Action item. Carry on the Le Mans qualifying report below from its final sentence.

Selected passage.
Aron Canet, who is still in recovery mode having had his radius bone plated before the last round, gave everything he had to secure seventh for Flexbox HP40.
Ai Ogura was wise to bank a strong lap as early as possible, he too crashed in the session so was unable to match his performance in Jerez where he converted his first pole to a maiden win. The Idemitsu Honda Team Asia rider could only watch as he slipped to eighth. His team-mate Somkiat Chantra had been the first rider to drop the Le Mans lap record on Friday but was the only other faller in Q2 leaving him an even more lowly eleventh.
Between the two on the grid will be Bo Bendsneyder (Pertamina Mandalika SAG Team), the best of the riders to graduate from the first qualifying session, in ninth and Tony Arbolino, who only completed two laps on his way to tenth on the second Marc VDS entry.
Lorenzo Dalla Porta surprised by moving up to the second half of qualifying with the best time. The Italian went on to set the 15th best time for Italtrans.

Dataset content.
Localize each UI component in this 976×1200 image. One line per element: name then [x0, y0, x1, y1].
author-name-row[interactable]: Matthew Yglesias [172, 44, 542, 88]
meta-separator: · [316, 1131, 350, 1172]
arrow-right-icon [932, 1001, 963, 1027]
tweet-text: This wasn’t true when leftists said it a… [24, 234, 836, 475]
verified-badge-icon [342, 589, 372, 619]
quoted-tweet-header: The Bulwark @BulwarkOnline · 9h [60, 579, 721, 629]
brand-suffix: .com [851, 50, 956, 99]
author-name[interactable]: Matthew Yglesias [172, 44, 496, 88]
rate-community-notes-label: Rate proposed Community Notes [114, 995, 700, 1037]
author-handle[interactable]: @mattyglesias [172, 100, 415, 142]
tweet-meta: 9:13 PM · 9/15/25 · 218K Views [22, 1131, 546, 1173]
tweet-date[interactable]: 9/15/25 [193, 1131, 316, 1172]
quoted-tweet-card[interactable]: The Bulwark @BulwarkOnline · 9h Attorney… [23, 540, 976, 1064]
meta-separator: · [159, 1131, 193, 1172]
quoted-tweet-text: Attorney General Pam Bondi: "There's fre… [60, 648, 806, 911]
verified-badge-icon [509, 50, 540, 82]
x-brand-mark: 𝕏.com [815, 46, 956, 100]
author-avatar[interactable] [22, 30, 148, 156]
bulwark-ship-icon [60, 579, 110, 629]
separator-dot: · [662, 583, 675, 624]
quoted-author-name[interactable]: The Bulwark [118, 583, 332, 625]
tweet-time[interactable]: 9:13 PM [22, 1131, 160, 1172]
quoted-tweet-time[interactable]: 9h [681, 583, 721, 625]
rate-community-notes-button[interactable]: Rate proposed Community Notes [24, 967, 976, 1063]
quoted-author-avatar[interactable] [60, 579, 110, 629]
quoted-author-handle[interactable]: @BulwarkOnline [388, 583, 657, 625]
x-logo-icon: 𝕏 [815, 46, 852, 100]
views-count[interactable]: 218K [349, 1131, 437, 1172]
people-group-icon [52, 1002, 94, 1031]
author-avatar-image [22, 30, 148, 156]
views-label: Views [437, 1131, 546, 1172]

Reply to the task.
Vietti continues to struggle
After an electric start to the season – two wins and a second place in the first three rounds – Celestino Vietti hit a wall to his progress which is showing no signs of being removed. Austin saw the Italian need to come through Q1 before a fall in the race as he pushed, while the Mooney Vr46 rider was helped massively to claw back points with a huge amount of frontrunners absent for the restart of the Portimao round, where he was running outside the top ten before the red flag. Vietti went on to claim second.
The #13 was again off the pace of the frontrunners in Jerez, finishing sixth.
After his best in FP3 could only lift him to 16th at the chequered flag, Vietti went on to miss out on Q2 for the first time by the finest of margins. His consistent lapping will be useful in the race, and timing on point as an extra go at a top four time was available after crossing the line with one second to spare before the chequered flag – but fifth in Q1 remained Vietti’s best – 19th on the grid.
The time was just 0.051s shy of Dalla Porta’s timesheet topper and just a tiny 0.006s slower than Jorge Navarro who progressed in fourth.
Portimao winner Joe Roberts also did not make it out of Q1, eleventh in the session he will line up 25th for Italtrans.
There were falls in Q1 for Niccolo Antonelli, who has had arm pump surgery between rounds, Sean Dylan Kelly and Alessandro Zaccone so they will fill the back of the grid.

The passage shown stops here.